- Given request -
Reproduce each of the following records line for line, with no changes.

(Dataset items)
-- start --

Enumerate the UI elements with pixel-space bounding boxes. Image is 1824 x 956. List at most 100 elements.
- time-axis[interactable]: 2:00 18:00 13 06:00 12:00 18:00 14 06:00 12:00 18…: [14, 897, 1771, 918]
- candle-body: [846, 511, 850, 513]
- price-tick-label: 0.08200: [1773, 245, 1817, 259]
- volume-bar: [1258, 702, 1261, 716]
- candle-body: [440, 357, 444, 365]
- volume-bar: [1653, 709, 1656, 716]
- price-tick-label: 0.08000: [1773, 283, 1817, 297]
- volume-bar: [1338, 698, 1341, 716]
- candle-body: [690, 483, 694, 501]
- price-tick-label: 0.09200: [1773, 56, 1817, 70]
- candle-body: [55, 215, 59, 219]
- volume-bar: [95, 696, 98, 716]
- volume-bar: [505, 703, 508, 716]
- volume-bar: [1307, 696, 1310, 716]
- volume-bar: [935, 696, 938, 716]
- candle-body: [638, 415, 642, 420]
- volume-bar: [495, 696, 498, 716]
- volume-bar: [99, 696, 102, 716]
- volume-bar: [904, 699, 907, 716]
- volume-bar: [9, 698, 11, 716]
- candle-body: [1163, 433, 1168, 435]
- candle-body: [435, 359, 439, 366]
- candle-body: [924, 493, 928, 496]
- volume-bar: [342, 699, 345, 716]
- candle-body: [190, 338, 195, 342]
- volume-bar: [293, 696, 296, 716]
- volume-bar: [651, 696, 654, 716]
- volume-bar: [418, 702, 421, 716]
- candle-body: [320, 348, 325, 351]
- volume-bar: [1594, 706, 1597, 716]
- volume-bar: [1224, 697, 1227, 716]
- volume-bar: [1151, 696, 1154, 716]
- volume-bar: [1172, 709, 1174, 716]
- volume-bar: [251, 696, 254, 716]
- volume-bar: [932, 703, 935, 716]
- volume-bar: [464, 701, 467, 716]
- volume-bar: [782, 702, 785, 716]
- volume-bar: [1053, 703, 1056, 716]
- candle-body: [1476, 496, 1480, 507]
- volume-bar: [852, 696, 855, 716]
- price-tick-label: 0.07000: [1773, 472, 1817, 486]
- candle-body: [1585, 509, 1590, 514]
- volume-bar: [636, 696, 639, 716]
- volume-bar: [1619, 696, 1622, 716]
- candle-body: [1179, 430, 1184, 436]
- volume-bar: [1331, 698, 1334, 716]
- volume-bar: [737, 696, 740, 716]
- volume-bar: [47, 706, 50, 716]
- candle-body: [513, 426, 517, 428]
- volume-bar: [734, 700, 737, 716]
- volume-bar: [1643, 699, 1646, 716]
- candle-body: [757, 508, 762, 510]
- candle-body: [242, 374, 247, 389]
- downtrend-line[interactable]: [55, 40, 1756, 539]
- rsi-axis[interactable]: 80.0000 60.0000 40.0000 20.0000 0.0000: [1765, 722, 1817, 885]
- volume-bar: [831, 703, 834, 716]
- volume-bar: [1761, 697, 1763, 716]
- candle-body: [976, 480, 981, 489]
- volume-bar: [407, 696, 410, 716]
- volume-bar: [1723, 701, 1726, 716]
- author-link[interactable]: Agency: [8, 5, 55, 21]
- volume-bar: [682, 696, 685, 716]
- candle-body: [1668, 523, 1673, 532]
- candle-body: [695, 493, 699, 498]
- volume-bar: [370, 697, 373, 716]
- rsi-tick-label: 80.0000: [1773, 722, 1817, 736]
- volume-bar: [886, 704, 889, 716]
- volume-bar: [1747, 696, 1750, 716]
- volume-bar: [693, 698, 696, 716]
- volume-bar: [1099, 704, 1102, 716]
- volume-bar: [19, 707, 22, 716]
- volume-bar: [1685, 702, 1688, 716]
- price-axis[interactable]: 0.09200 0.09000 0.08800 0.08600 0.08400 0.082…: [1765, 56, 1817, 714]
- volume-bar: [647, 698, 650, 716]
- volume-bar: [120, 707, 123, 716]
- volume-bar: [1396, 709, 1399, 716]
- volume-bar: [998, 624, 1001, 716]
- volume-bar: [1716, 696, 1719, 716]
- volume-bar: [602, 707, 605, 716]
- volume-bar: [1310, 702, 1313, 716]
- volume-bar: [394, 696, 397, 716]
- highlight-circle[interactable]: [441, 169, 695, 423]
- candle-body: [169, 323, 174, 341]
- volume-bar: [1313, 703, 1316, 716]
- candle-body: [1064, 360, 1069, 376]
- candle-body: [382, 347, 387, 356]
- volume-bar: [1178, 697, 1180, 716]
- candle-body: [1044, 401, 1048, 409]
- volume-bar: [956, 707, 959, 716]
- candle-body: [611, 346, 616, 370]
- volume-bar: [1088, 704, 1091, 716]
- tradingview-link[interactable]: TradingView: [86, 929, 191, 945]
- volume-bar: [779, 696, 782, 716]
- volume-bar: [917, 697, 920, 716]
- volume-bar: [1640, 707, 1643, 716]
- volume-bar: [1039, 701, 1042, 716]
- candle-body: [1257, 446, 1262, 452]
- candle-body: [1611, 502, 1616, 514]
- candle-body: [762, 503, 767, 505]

-- end --

- Written solution -
Enumerate the UI elements with pixel-space bounding boxes. Image is 1824 x 956. List at most 100 elements.
- time-axis[interactable]: 2:00 18:00 13 06:00 12:00 18:00 14 06:00 12:00 18…: [14, 897, 1771, 918]
- candle-body: [846, 511, 850, 513]
- price-tick-label: 0.08200: [1773, 245, 1817, 259]
- volume-bar: [1258, 702, 1261, 716]
- candle-body: [440, 357, 444, 365]
- volume-bar: [1653, 709, 1656, 716]
- price-tick-label: 0.08000: [1773, 283, 1817, 297]
- volume-bar: [1338, 698, 1341, 716]
- candle-body: [690, 483, 694, 501]
- price-tick-label: 0.09200: [1773, 56, 1817, 70]
- candle-body: [55, 215, 59, 219]
- volume-bar: [95, 696, 98, 716]
- volume-bar: [505, 703, 508, 716]
- volume-bar: [1307, 696, 1310, 716]
- volume-bar: [935, 696, 938, 716]
- candle-body: [638, 415, 642, 420]
- volume-bar: [495, 696, 498, 716]
- volume-bar: [99, 696, 102, 716]
- volume-bar: [904, 699, 907, 716]
- volume-bar: [9, 698, 11, 716]
- candle-body: [1163, 433, 1168, 435]
- candle-body: [435, 359, 439, 366]
- candle-body: [924, 493, 928, 496]
- volume-bar: [342, 699, 345, 716]
- candle-body: [190, 338, 195, 342]
- volume-bar: [293, 696, 296, 716]
- volume-bar: [651, 696, 654, 716]
- volume-bar: [418, 702, 421, 716]
- candle-body: [320, 348, 325, 351]
- volume-bar: [1594, 706, 1597, 716]
- volume-bar: [1224, 697, 1227, 716]
- volume-bar: [1151, 696, 1154, 716]
- volume-bar: [1172, 709, 1174, 716]
- volume-bar: [251, 696, 254, 716]
- volume-bar: [932, 703, 935, 716]
- volume-bar: [464, 701, 467, 716]
- volume-bar: [782, 702, 785, 716]
- volume-bar: [1053, 703, 1056, 716]
- candle-body: [1476, 496, 1480, 507]
- volume-bar: [852, 696, 855, 716]
- price-tick-label: 0.07000: [1773, 472, 1817, 486]
- candle-body: [1585, 509, 1590, 514]
- volume-bar: [636, 696, 639, 716]
- volume-bar: [1619, 696, 1622, 716]
- candle-body: [1179, 430, 1184, 436]
- volume-bar: [1331, 698, 1334, 716]
- volume-bar: [737, 696, 740, 716]
- volume-bar: [47, 706, 50, 716]
- candle-body: [513, 426, 517, 428]
- volume-bar: [734, 700, 737, 716]
- volume-bar: [1643, 699, 1646, 716]
- candle-body: [757, 508, 762, 510]
- candle-body: [242, 374, 247, 389]
- downtrend-line[interactable]: [55, 40, 1756, 539]
- rsi-axis[interactable]: 80.0000 60.0000 40.0000 20.0000 0.0000: [1765, 722, 1817, 885]
- volume-bar: [831, 703, 834, 716]
- volume-bar: [1761, 697, 1763, 716]
- candle-body: [976, 480, 981, 489]
- volume-bar: [407, 696, 410, 716]
- volume-bar: [1723, 701, 1726, 716]
- author-link[interactable]: Agency: [8, 5, 55, 21]
- volume-bar: [682, 696, 685, 716]
- candle-body: [1668, 523, 1673, 532]
- candle-body: [695, 493, 699, 498]
- volume-bar: [370, 697, 373, 716]
- rsi-tick-label: 80.0000: [1773, 722, 1817, 736]
- volume-bar: [886, 704, 889, 716]
- volume-bar: [1747, 696, 1750, 716]
- volume-bar: [693, 698, 696, 716]
- volume-bar: [1099, 704, 1102, 716]
- volume-bar: [19, 707, 22, 716]
- volume-bar: [1685, 702, 1688, 716]
- price-axis[interactable]: 0.09200 0.09000 0.08800 0.08600 0.08400 0.082…: [1765, 56, 1817, 714]
- volume-bar: [647, 698, 650, 716]
- volume-bar: [120, 707, 123, 716]
- volume-bar: [1396, 709, 1399, 716]
- volume-bar: [998, 624, 1001, 716]
- volume-bar: [1716, 696, 1719, 716]
- volume-bar: [602, 707, 605, 716]
- volume-bar: [1310, 702, 1313, 716]
- volume-bar: [394, 696, 397, 716]
- highlight-circle[interactable]: [441, 169, 695, 423]
- candle-body: [169, 323, 174, 341]
- volume-bar: [1313, 703, 1316, 716]
- candle-body: [1064, 360, 1069, 376]
- candle-body: [382, 347, 387, 356]
- volume-bar: [1178, 697, 1180, 716]
- candle-body: [1044, 401, 1048, 409]
- volume-bar: [956, 707, 959, 716]
- candle-body: [611, 346, 616, 370]
- volume-bar: [1088, 704, 1091, 716]
- tradingview-link[interactable]: TradingView: [86, 929, 191, 945]
- volume-bar: [779, 696, 782, 716]
- volume-bar: [917, 697, 920, 716]
- volume-bar: [1640, 707, 1643, 716]
- volume-bar: [1039, 701, 1042, 716]
- candle-body: [1257, 446, 1262, 452]
- candle-body: [1611, 502, 1616, 514]
- candle-body: [762, 503, 767, 505]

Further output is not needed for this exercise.